Collection entries
((
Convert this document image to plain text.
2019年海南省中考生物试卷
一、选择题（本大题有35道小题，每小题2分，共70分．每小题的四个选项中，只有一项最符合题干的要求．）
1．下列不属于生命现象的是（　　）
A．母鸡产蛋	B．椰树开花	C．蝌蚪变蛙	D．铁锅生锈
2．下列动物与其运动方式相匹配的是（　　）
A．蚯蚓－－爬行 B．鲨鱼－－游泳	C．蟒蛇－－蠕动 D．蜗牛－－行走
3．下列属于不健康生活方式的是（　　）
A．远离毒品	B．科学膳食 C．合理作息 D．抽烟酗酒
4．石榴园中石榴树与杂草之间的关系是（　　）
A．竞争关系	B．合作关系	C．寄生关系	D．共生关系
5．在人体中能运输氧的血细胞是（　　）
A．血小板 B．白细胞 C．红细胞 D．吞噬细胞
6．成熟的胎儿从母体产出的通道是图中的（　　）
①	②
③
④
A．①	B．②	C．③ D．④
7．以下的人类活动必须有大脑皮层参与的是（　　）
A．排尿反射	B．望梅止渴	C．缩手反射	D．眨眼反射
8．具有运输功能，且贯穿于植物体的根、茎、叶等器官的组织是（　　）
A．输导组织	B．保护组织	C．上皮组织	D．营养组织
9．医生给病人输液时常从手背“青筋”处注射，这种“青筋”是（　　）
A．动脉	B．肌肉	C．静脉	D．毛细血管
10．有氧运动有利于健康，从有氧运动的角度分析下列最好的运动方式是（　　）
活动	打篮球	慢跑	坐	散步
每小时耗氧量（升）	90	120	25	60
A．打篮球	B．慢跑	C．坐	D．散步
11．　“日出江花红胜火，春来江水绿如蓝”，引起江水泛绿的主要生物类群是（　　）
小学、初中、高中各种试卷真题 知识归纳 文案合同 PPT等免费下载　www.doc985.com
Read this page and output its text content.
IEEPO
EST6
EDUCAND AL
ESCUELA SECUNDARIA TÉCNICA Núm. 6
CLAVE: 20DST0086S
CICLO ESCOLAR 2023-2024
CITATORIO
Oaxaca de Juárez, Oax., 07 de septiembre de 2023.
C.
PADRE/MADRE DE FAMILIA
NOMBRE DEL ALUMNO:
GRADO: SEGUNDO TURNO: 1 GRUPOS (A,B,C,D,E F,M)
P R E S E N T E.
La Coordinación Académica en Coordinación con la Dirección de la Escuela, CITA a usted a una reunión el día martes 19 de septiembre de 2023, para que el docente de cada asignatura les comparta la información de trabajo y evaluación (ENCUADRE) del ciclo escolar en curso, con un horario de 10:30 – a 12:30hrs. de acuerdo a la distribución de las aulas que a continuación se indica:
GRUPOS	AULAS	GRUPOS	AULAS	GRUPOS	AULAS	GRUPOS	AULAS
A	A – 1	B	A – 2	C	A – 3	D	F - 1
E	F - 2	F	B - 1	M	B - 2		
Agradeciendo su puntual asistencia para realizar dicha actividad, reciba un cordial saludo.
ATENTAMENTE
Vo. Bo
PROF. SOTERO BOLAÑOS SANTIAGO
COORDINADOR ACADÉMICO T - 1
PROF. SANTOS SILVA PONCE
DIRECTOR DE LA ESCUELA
))
**What you have to do**: Reproduce each line holding the word "text".

**Result of the task**:
Convert this document image to plain text.
Read this page and output its text content.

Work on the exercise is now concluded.